[Suggestion] Move jobs between queues, change the job body, custom metadata for a better failure handling

Revisor commented 8 years ago

Hi, this suggestion is connected to #170 in that both concern the handling of failed jobs.

I would like to handle failed jobs as follows:

NACK the failed job with an ever growing delay (#170)
If the number of retries is higher than X, move the job to a failure queue (dead letter queue) with a new TTL, so that it can be inspected manually and acted upon

Neither of these actions are possible in Disque right now and if using a workaround - adding a new, copied job - we lose both the job ID as well as the NACK and add. delivery counters.

That's why I would like to propose four enhancements (proposals 3. and 4. are different solutions of the same problem):

Allow to NACK a job with a delay (#170)
Allow to move a job to a different queue with a new TTL
Allow callers to change the job body
OR even better, if feasible: Implement custom job metadata support, like NACKs and additional-deliveries but user-defined and mutable

Ad 3. We use the job body to store job metadata. We use metadata to work around missing features 1. and 2. - we store the original job ID as well as the total number of retries there. It could also be helpful to eg. save the exact time and reason the job has failed. This requires changing the existing job body. Supporting custom, mutable job metadata as a first class citizen in Disque would be even better.

The point of all these suggestions is to keep the ID of a job intact throughout its lifetime while allowing for a more complex handling (delayed NACKing, moving between queues, storing extra details).

What do you think? Are the suggestions too complex? Are they useful?

mathieulongtin commented 8 years ago

I kind of like the BURY and KICK command of Beanstalkd for that. When a job is problematic, you bury it, it stays in the queue but is never distributed. If you fix the problem, you can kick it and it will be distributed again.
◇ ◇ ◇ ◇ ◇
- _Set task 1_: Quote the Disque thread between "What do you" and "be distributed again.", inclusive.
The rows that come next have no connection to the Disque thread.
◇ ◇ ◇ ◇ ◇
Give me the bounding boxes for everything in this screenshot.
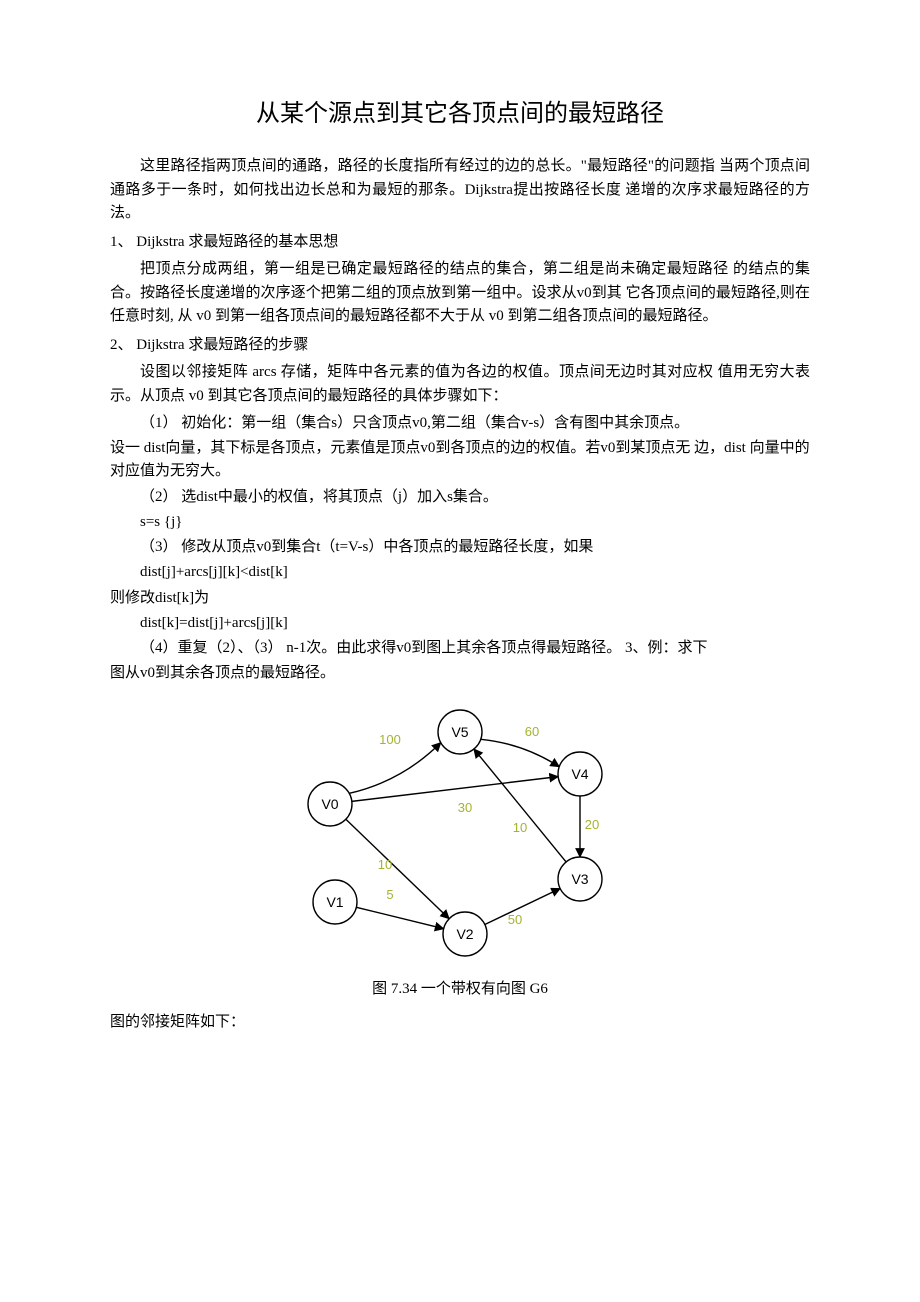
intro-paragraph: 这里路径指两顶点间的通路，路径的长度指所有经过的边的总长。"最短路径"的问题指 … [110,155,810,225]
edge-weight: 100 [379,732,401,747]
section-1-heading: 1、 Dijkstra 求最短路径的基本思想 [110,231,810,254]
edge-weight: 20 [585,817,599,832]
graph-node-label: V0 [321,796,338,812]
step-4: （4）重复（2）、（3） n-1次。由此求得v0到图上其余各顶点得最短路径。 3… [110,637,810,660]
eq-assign: dist[k]=dist[j]+arcs[j][k] [110,612,810,635]
graph-edge [485,888,560,924]
adj-matrix-label: 图的邻接矩阵如下： [110,1011,810,1034]
graph-node-label: V4 [571,766,588,782]
edge-weight: 60 [525,724,539,739]
edge-weight: 10 [513,820,527,835]
step-2: （2） 选dist中最小的权值，将其顶点（j）加入s集合。 [110,486,810,509]
edge-weight: 50 [508,912,522,927]
graph-node-label: V2 [456,926,473,942]
step-3: （3） 修改从顶点v0到集合t（t=V-s）中各顶点的最短路径长度，如果 [110,536,810,559]
graph-node-label: V3 [571,871,588,887]
graph-edge [356,907,443,928]
eq-condition: dist[j]+arcs[j][k]<dist[k] [110,561,810,584]
graph-node-label: V1 [326,894,343,910]
section-2-heading: 2、 Dijkstra 求最短路径的步骤 [110,334,810,357]
eq-set: s=s {j} [110,511,810,534]
graph-node-label: V5 [451,724,468,740]
graph-edge [352,776,558,801]
document-page: 从某个源点到其它各顶点间的最短路径 这里路径指两顶点间的通路，路径的长度指所有经… [0,0,920,1094]
graph-edge [346,819,449,918]
step-1a: （1） 初始化：第一组（集合s）只含顶点v0,第二组（集合v-s）含有图中其余顶… [110,412,810,435]
figure-caption: 图 7.34 一个带权有向图 G6 [110,978,810,1001]
section-2-intro: 设图以邻接矩阵 arcs 存储，矩阵中各元素的值为各边的权值。顶点间无边时其对应… [110,361,810,408]
eq-mod-label: 则修改dist[k]为 [110,587,810,610]
graph-edge [474,749,566,862]
section-1-body: 把顶点分成两组，第一组是已确定最短路径的结点的集合，第二组是尚未确定最短路径 的… [110,258,810,328]
edge-weight: 10 [378,857,392,872]
page-title: 从某个源点到其它各顶点间的最短路径 [110,96,810,133]
graph-diagram: 100 60 30 10 5 50 10 20 V0 V1 V2 V3 V4 V5 [280,694,640,964]
step-1b: 设一 dist向量，其下标是各顶点，元素值是顶点v0到各顶点的边的权值。若v0到… [110,437,810,484]
figure-wrapper: 100 60 30 10 5 50 10 20 V0 V1 V2 V3 V4 V5 [110,694,810,964]
graph-edge [481,739,559,766]
edge-weight: 5 [386,887,393,902]
edge-weight: 30 [458,800,472,815]
graph-edge [349,742,441,793]
step-4b: 图从v0到其余各顶点的最短路径。 [110,662,810,685]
◇ ◇ ◇ ◇ ◇
- _Set task 2_: Filter the rows down to the lines that contain the string "node".

- _Correct result 1_:
What do you think? Are the suggestions too complex? Are they useful?

mathieulongtin commented 8 years ago

I kind of like the BURY and KICK command of Beanstalkd for that. When a job is problematic, you bury it, it stays in the queue but is never distributed. If you fix the problem, you can kick it and it will be distributed again.

- _Correct result 2_:
graph-node-label: V0 [321,796,338,812]
graph-node-label: V4 [571,766,588,782]
graph-node-label: V2 [456,926,473,942]
graph-node-label: V3 [571,871,588,887]
graph-node-label: V1 [326,894,343,910]
graph-node-label: V5 [451,724,468,740]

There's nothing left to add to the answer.